#### The problem
Write out the entire listing below exactly, with the pictures left out.
══════
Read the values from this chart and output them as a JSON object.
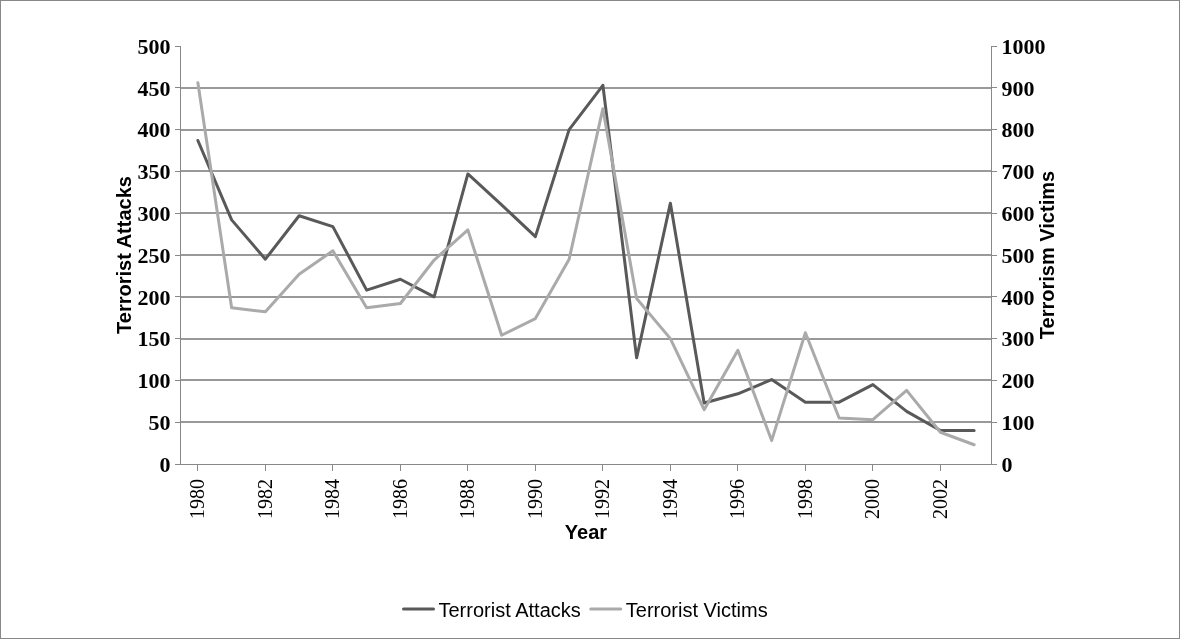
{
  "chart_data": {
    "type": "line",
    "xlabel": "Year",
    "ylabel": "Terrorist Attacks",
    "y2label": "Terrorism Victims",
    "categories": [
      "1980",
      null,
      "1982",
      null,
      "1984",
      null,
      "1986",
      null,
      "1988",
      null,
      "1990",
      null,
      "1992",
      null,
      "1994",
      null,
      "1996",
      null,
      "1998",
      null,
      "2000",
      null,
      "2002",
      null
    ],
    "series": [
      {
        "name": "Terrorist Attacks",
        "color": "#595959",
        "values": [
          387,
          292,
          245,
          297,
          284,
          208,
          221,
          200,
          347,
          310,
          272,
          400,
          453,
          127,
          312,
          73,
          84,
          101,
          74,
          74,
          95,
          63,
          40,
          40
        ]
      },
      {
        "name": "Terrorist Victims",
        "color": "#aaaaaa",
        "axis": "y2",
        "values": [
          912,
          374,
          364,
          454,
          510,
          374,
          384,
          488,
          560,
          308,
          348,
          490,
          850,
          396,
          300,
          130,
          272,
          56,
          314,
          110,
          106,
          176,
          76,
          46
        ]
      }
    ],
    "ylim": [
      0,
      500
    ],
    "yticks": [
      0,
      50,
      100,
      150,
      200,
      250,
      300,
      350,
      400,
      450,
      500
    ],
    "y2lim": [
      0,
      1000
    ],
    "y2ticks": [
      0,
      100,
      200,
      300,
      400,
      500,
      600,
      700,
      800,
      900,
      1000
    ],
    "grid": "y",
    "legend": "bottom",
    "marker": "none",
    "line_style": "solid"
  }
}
══════
#### The reply
Read the values from this chart and output them as a JSON object.
{
  "chart_data": {
    "type": "line",
    "xlabel": "Year",
    "ylabel": "Terrorist Attacks",
    "y2label": "Terrorism Victims",
    "categories": [
      "1980",
      null,
      "1982",
      null,
      "1984",
      null,
      "1986",
      null,
      "1988",
      null,
      "1990",
      null,
      "1992",
      null,
      "1994",
      null,
      "1996",
      null,
      "1998",
      null,
      "2000",
      null,
      "2002",
      null
    ],
    "series": [
      {
        "name": "Terrorist Attacks",
        "color": "#595959",
        "values": [
          387,
          292,
          245,
          297,
          284,
          208,
          221,
          200,
          347,
          310,
          272,
          400,
          453,
          127,
          312,
          73,
          84,
          101,
          74,
          74,
          95,
          63,
          40,
          40
        ]
      },
      {
        "name": "Terrorist Victims",
        "color": "#aaaaaa",
        "axis": "y2",
        "values": [
          912,
          374,
          364,
          454,
          510,
          374,
          384,
          488,
          560,
          308,
          348,
          490,
          850,
          396,
          300,
          130,
          272,
          56,
          314,
          110,
          106,
          176,
          76,
          46
        ]
      }
    ],
    "ylim": [
      0,
      500
    ],
    "yticks": [
      0,
      50,
      100,
      150,
      200,
      250,
      300,
      350,
      400,
      450,
      500
    ],
    "y2lim": [
      0,
      1000
    ],
    "y2ticks": [
      0,
      100,
      200,
      300,
      400,
      500,
      600,
      700,
      800,
      900,
      1000
    ],
    "grid": "y",
    "legend": "bottom",
    "marker": "none",
    "line_style": "solid"
  }
}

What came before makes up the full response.